__Provided information__
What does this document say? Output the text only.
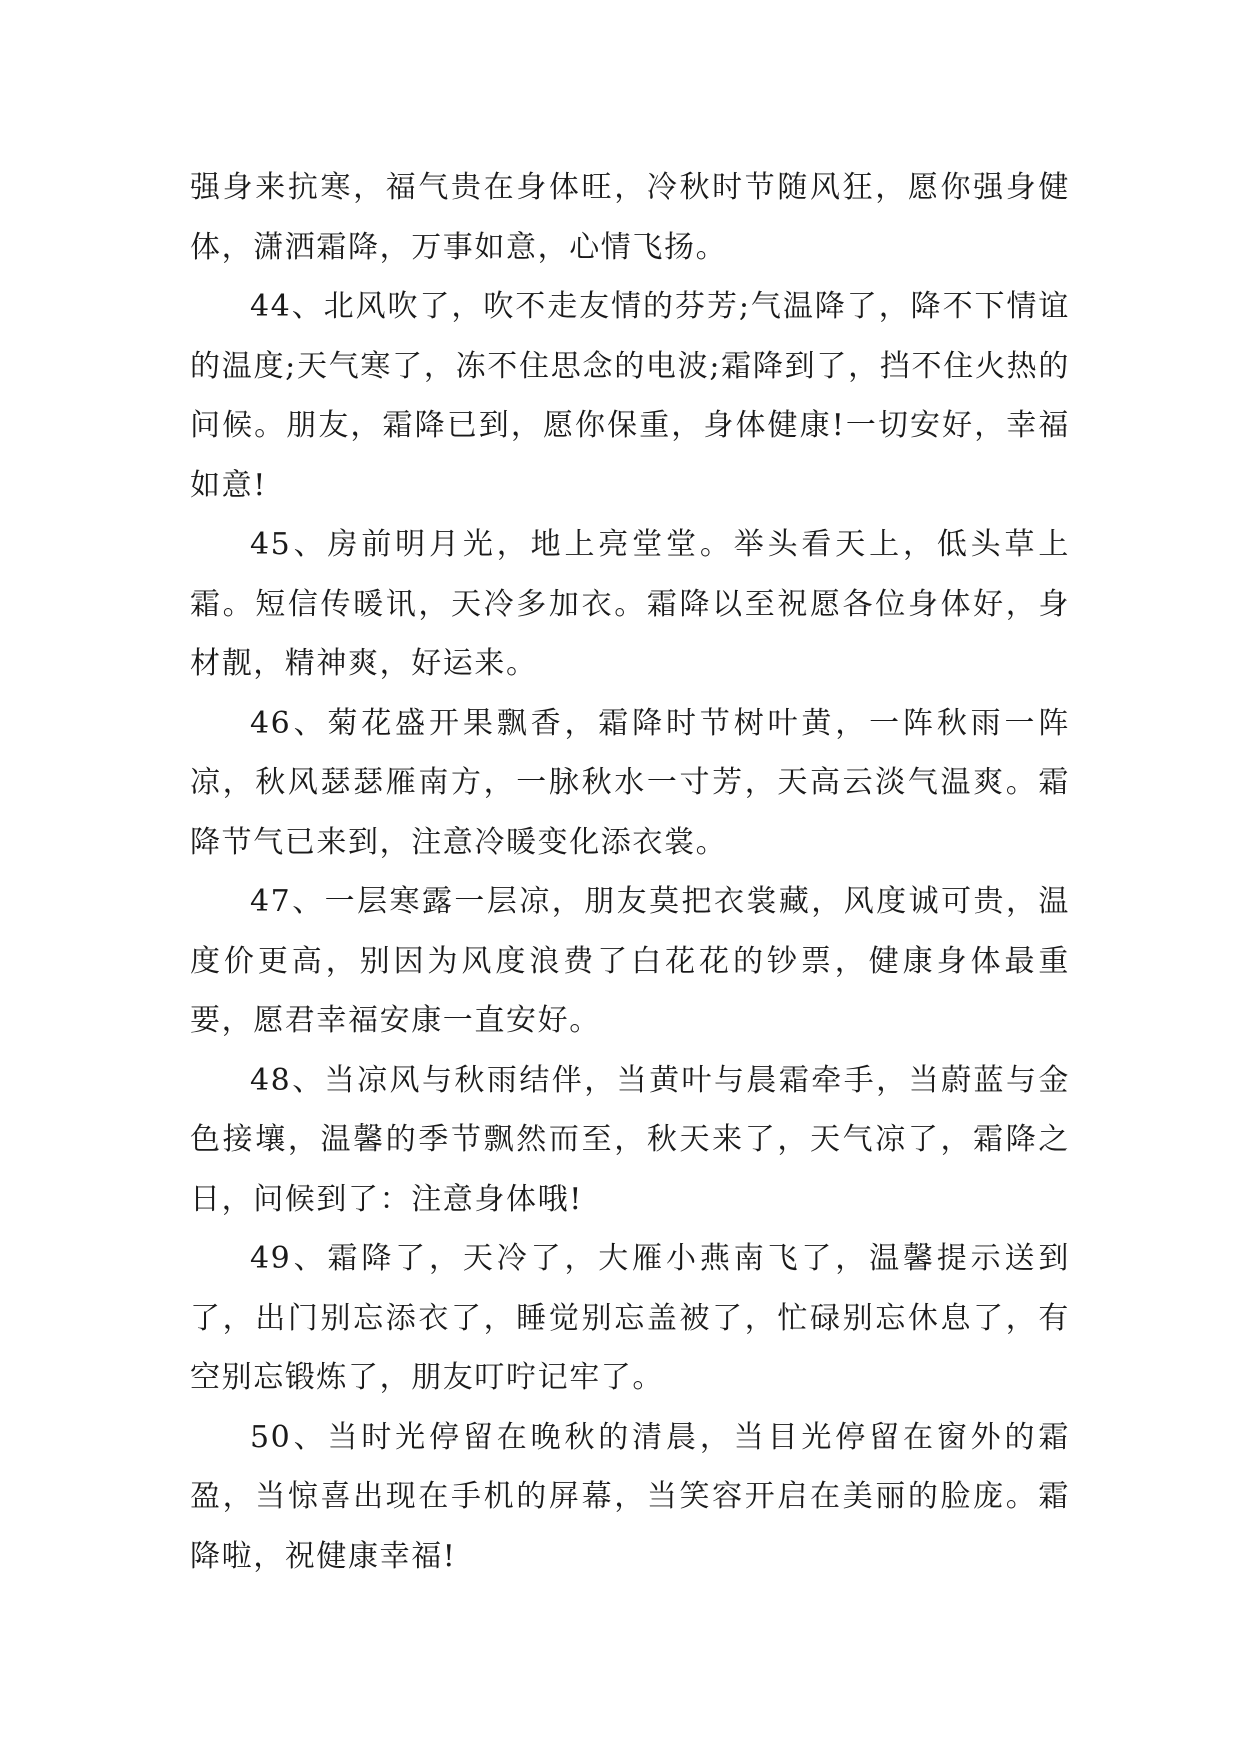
强身来抗寒，福气贵在身体旺，冷秋时节随风狂，愿你强身健体，潇洒霜降，万事如意，心情飞扬。

44、北风吹了，吹不走友情的芬芳;气温降了，降不下情谊的温度;天气寒了，冻不住思念的电波;霜降到了，挡不住火热的问候。朋友，霜降已到，愿你保重，身体健康!一切安好，幸福如意!

45、房前明月光，地上亮堂堂。举头看天上，低头草上霜。短信传暖讯，天冷多加衣。霜降以至祝愿各位身体好，身材靓，精神爽，好运来。

46、菊花盛开果飘香，霜降时节树叶黄，一阵秋雨一阵凉，秋风瑟瑟雁南方，一脉秋水一寸芳，天高云淡气温爽。霜降节气已来到，注意冷暖变化添衣裳。

47、一层寒露一层凉，朋友莫把衣裳藏，风度诚可贵，温度价更高，别因为风度浪费了白花花的钞票，健康身体最重要，愿君幸福安康一直安好。

48、当凉风与秋雨结伴，当黄叶与晨霜牵手，当蔚蓝与金色接壤，温馨的季节飘然而至，秋天来了，天气凉了，霜降之日，问候到了：注意身体哦!

49、霜降了，天冷了，大雁小燕南飞了，温馨提示送到了，出门别忘添衣了，睡觉别忘盖被了，忙碌别忘休息了，有空别忘锻炼了，朋友叮咛记牢了。

50、当时光停留在晚秋的清晨，当目光停留在窗外的霜盈，当惊喜出现在手机的屏幕，当笑容开启在美丽的脸庞。霜降啦，祝健康幸福!
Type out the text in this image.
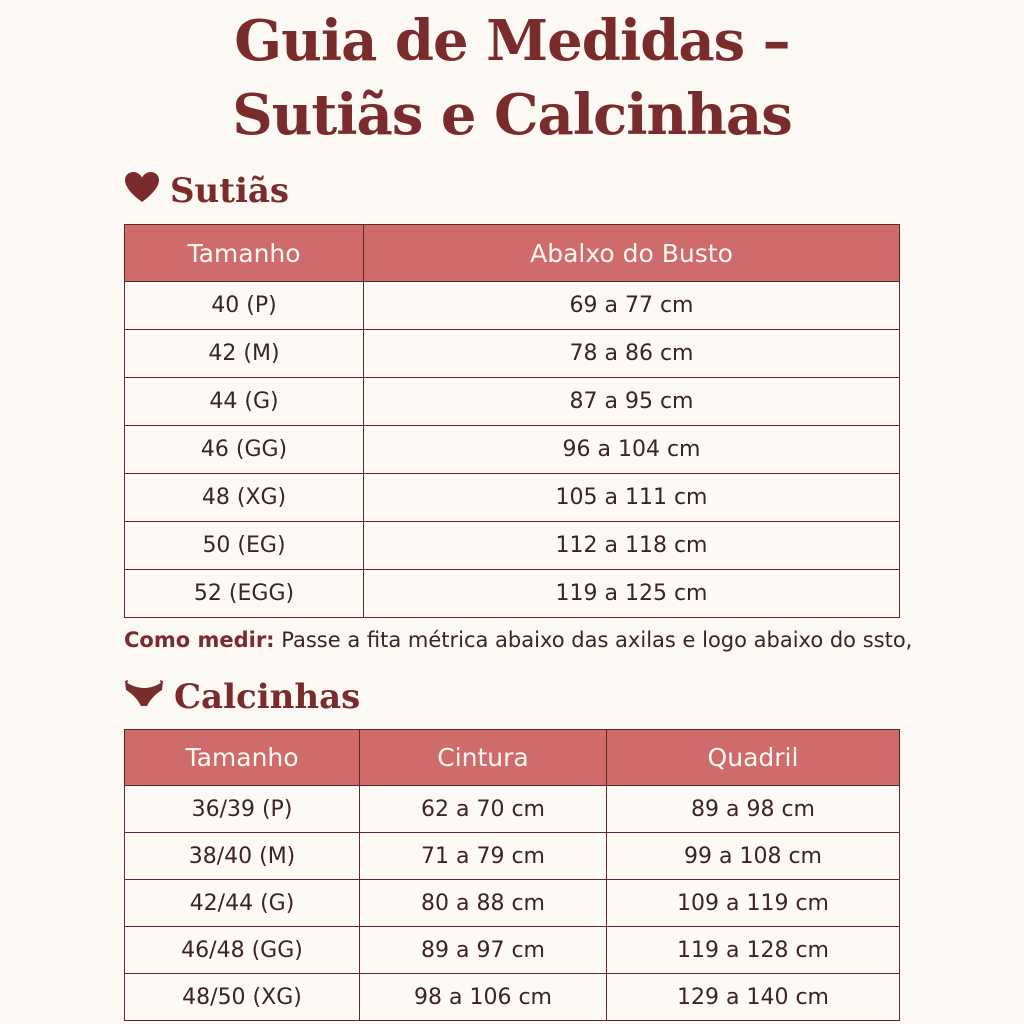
Guia de Medidas –
Sutiãs e Calcinhas
Sutiãs
Tamanho	Abalxo do Busto
40 (P)	69 a 77 cm
42 (M)	78 a 86 cm
44 (G)	87 a 95 cm
46 (GG)	96 a 104 cm
48 (XG)	105 a 111 cm
50 (EG)	112 a 118 cm
52 (EGG)	119 a 125 cm
Como medir: Passe a fita métrica abaixo das axilas e logo abaixo do ssto,
Calcinhas
Tamanho	Cintura	Quadril
36/39 (P)	62 a 70 cm	89 a 98 cm
38/40 (M)	71 a 79 cm	99 a 108 cm
42/44 (G)	80 a 88 cm	109 a 119 cm
46/48 (GG)	89 a 97 cm	119 a 128 cm
48/50 (XG)	98 a 106 cm	129 a 140 cm
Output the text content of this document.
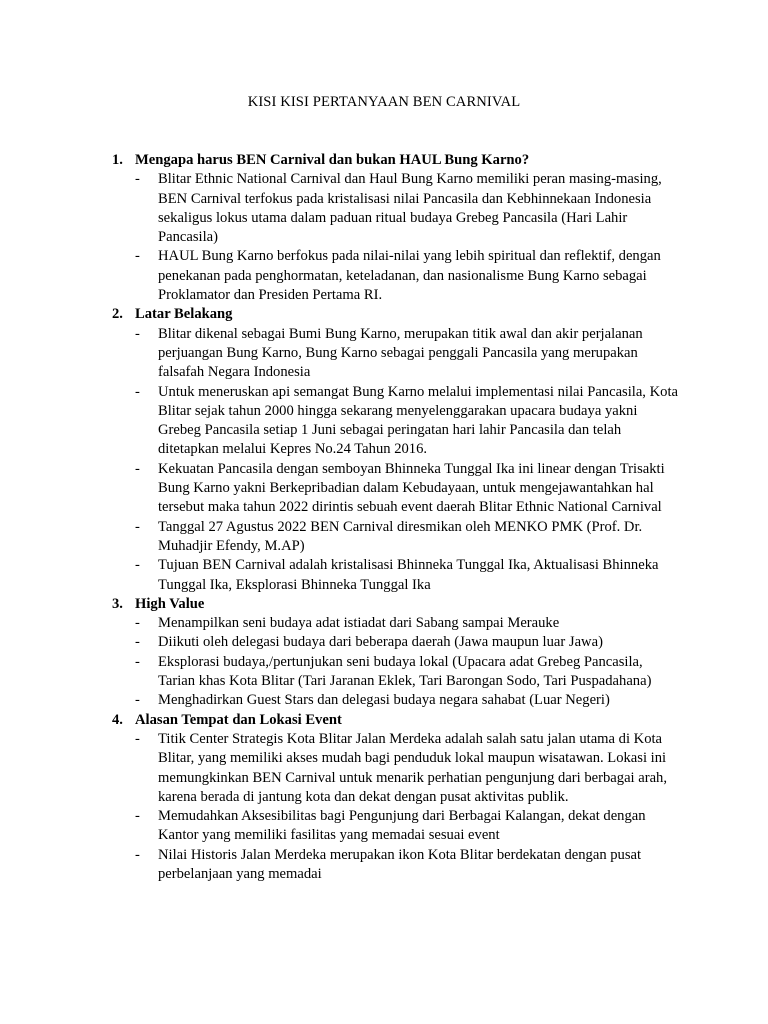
KISI KISI PERTANYAAN BEN CARNIVAL
1. Mengapa harus BEN Carnival dan bukan HAUL Bung Karno?
- Blitar Ethnic National Carnival dan Haul Bung Karno memiliki peran masing-masing, BEN Carnival terfokus pada kristalisasi nilai Pancasila dan Kebhinnekaan Indonesia sekaligus lokus utama dalam paduan ritual budaya Grebeg Pancasila (Hari Lahir Pancasila)
- HAUL Bung Karno berfokus pada nilai-nilai yang lebih spiritual dan reflektif, dengan penekanan pada penghormatan, keteladanan, dan nasionalisme Bung Karno sebagai Proklamator dan Presiden Pertama RI.
2. Latar Belakang
- Blitar dikenal sebagai Bumi Bung Karno, merupakan titik awal dan akir perjalanan perjuangan Bung Karno, Bung Karno sebagai penggali Pancasila yang merupakan falsafah Negara Indonesia
- Untuk meneruskan api semangat Bung Karno melalui implementasi nilai Pancasila, Kota Blitar sejak tahun 2000 hingga sekarang menyelenggarakan upacara budaya yakni Grebeg Pancasila setiap 1 Juni sebagai peringatan hari lahir Pancasila dan telah ditetapkan melalui Kepres No.24 Tahun 2016.
- Kekuatan Pancasila dengan semboyan Bhinneka Tunggal Ika ini linear dengan Trisakti Bung Karno yakni Berkepribadian dalam Kebudayaan, untuk mengejawantahkan hal tersebut maka tahun 2022 dirintis sebuah event daerah Blitar Ethnic National Carnival
- Tanggal 27 Agustus 2022 BEN Carnival diresmikan oleh MENKO PMK (Prof. Dr. Muhadjir Efendy, M.AP)
- Tujuan BEN Carnival adalah kristalisasi Bhinneka Tunggal Ika, Aktualisasi Bhinneka Tunggal Ika, Eksplorasi Bhinneka Tunggal Ika
3. High Value
- Menampilkan seni budaya adat istiadat dari Sabang sampai Merauke
- Diikuti oleh delegasi budaya dari beberapa daerah (Jawa maupun luar Jawa)
- Eksplorasi budaya,/pertunjukan seni budaya lokal (Upacara adat Grebeg Pancasila, Tarian khas Kota Blitar (Tari Jaranan Eklek, Tari Barongan Sodo, Tari Puspadahana)
- Menghadirkan Guest Stars dan delegasi budaya negara sahabat (Luar Negeri)
4. Alasan Tempat dan Lokasi Event
- Titik Center Strategis Kota Blitar Jalan Merdeka adalah salah satu jalan utama di Kota Blitar, yang memiliki akses mudah bagi penduduk lokal maupun wisatawan. Lokasi ini memungkinkan BEN Carnival untuk menarik perhatian pengunjung dari berbagai arah, karena berada di jantung kota dan dekat dengan pusat aktivitas publik.
- Memudahkan Aksesibilitas bagi Pengunjung dari Berbagai Kalangan, dekat dengan Kantor yang memiliki fasilitas yang memadai sesuai event
- Nilai Historis Jalan Merdeka merupakan ikon Kota Blitar berdekatan dengan pusat perbelanjaan yang memadai
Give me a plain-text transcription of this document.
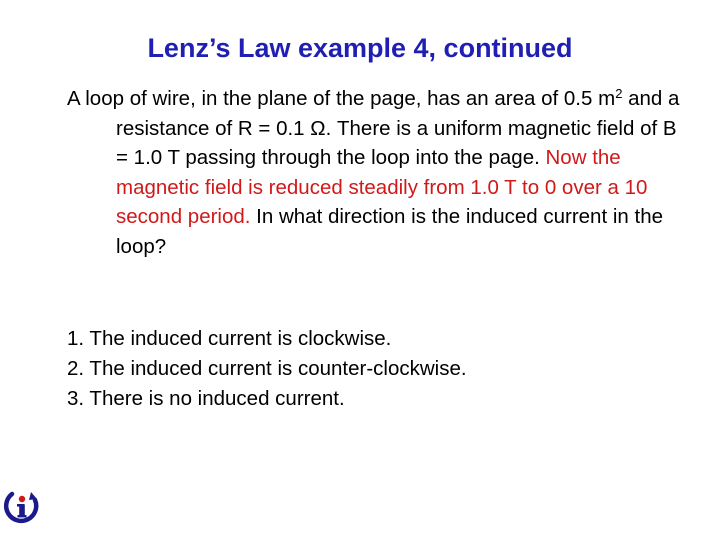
Lenz’s Law example 4, continued

A loop of wire, in the plane of the page, has an area of 0.5 $m^2$ and a resistance of R = 0.1 Ω. There is a uniform magnetic field of B = 1.0 T passing through the loop into the page. Now the magnetic field is reduced steadily from 1.0 T to 0 over a 10 second period. In what direction is the induced current in the loop?

1. The induced current is clockwise.
2. The induced current is counter-clockwise.
3. There is no induced current.
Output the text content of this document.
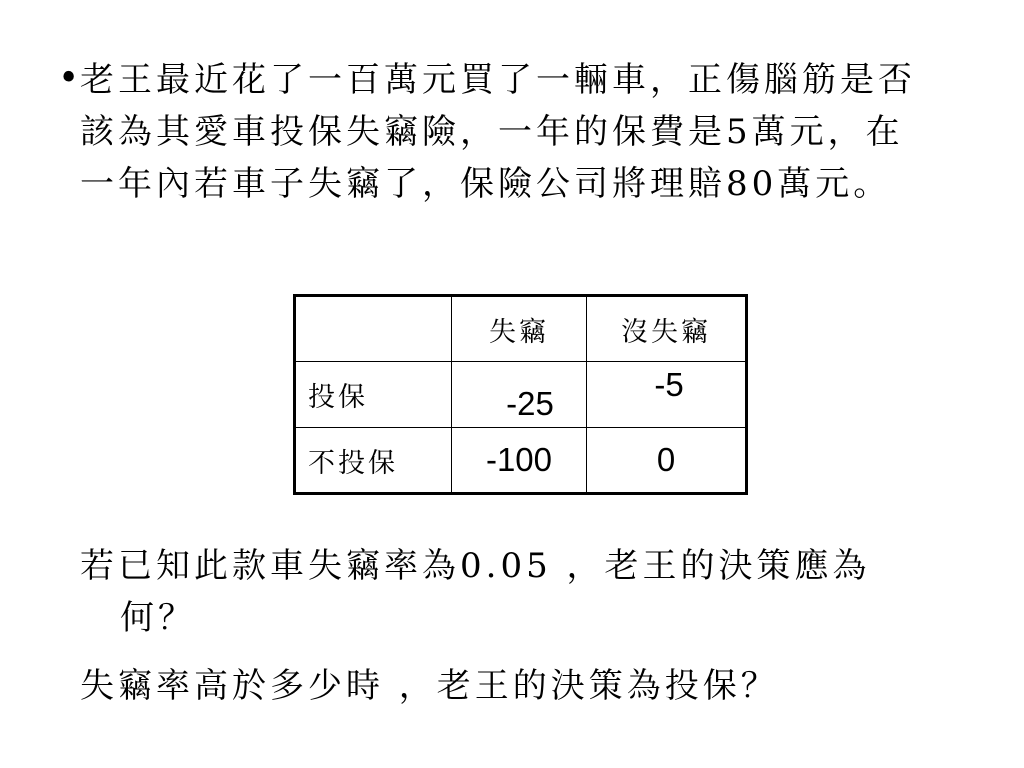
• 老王最近花了一百萬元買了一輛車，正傷腦筋是否該為其愛車投保失竊險，一年的保費是5萬元，在一年內若車子失竊了，保險公司將理賠80萬元。
	失竊	沒失竊
投保	-25	-5
不投保	-100	0
若已知此款車失竊率為0.05 ，老王的決策應為何？
失竊率高於多少時 ，老王的決策為投保？
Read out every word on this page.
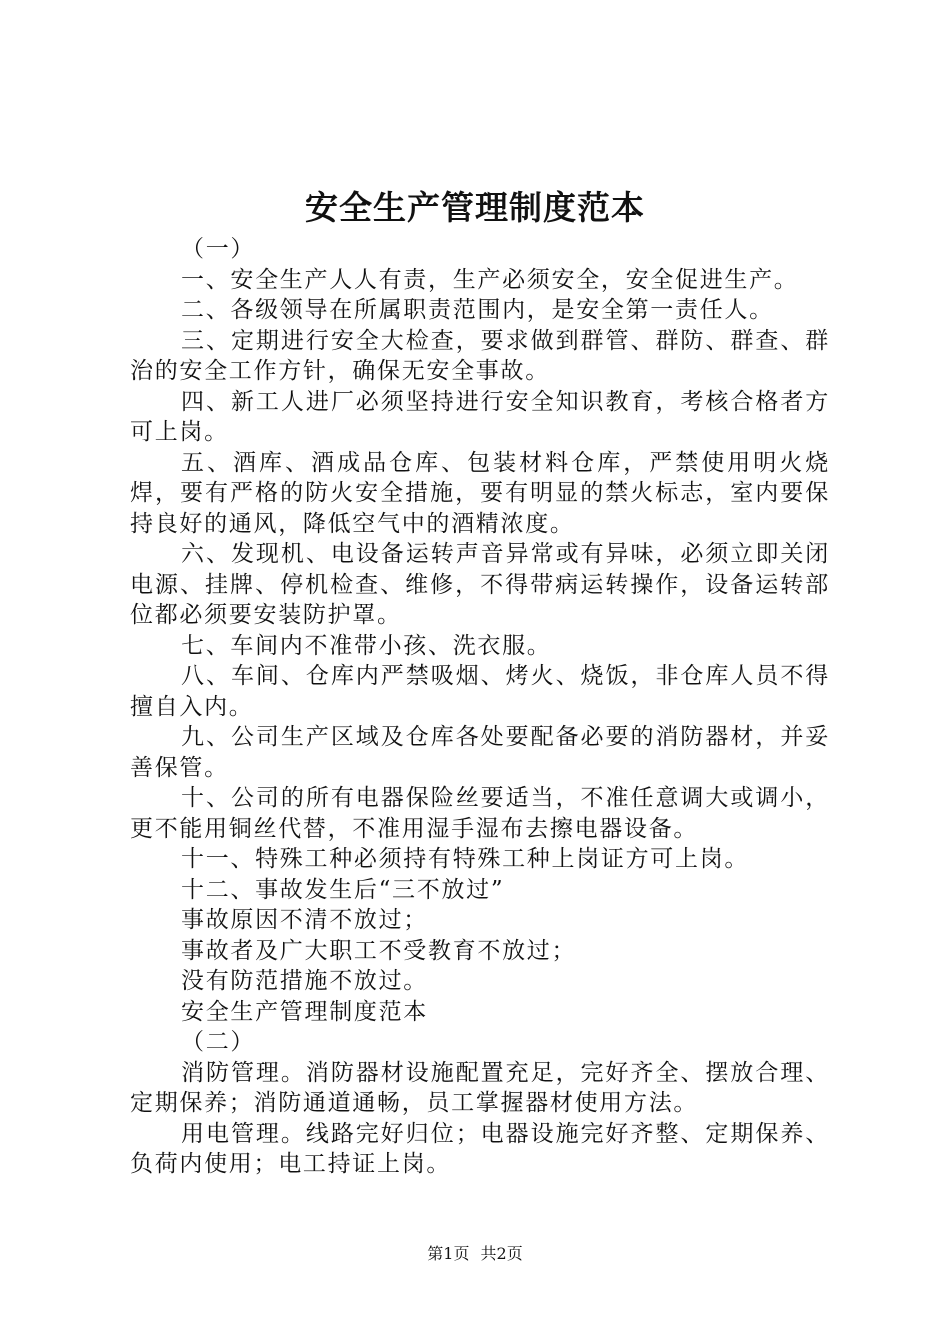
安全生产管理制度范本

（一）

一、安全生产人人有责，生产必须安全，安全促进生产。

二、各级领导在所属职责范围内，是安全第一责任人。

三、定期进行安全大检查，要求做到群管、群防、群查、群治的安全工作方针，确保无安全事故。

四、新工人进厂必须坚持进行安全知识教育，考核合格者方可上岗。

五、酒库、酒成品仓库、包装材料仓库，严禁使用明火烧焊，要有严格的防火安全措施，要有明显的禁火标志，室内要保持良好的通风，降低空气中的酒精浓度。

六、发现机、电设备运转声音异常或有异味，必须立即关闭电源、挂牌、停机检查、维修，不得带病运转操作，设备运转部位都必须要安装防护罩。

七、车间内不准带小孩、洗衣服。

八、车间、仓库内严禁吸烟、烤火、烧饭，非仓库人员不得擅自入内。

九、公司生产区域及仓库各处要配备必要的消防器材，并妥善保管。

十、公司的所有电器保险丝要适当，不准任意调大或调小，更不能用铜丝代替，不准用湿手湿布去擦电器设备。

十一、特殊工种必须持有特殊工种上岗证方可上岗。

十二、事故发生后“三不放过”

事故原因不清不放过；

事故者及广大职工不受教育不放过；

没有防范措施不放过。

安全生产管理制度范本

（二）

消防管理。消防器材设施配置充足，完好齐全、摆放合理、定期保养；消防通道通畅，员工掌握器材使用方法。

用电管理。线路完好归位；电器设施完好齐整、定期保养、负荷内使用；电工持证上岗。

第1页 共2页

__To do__
Read the lines above. Gather those in which the string "Tunggal" is found.

__Result of this task__
- Kekuatan Pancasila dengan semboyan Bhinneka Tunggal Ika ini linear dengan Trisakti Bung Karno yakni Berkepribadian dalam Kebudayaan, untuk mengejawantahkan hal tersebut maka tahun 2022 dirintis sebuah event daerah Blitar Ethnic National Carnival
- Tujuan BEN Carnival adalah kristalisasi Bhinneka Tunggal Ika, Aktualisasi Bhinneka Tunggal Ika, Eksplorasi Bhinneka Tunggal Ika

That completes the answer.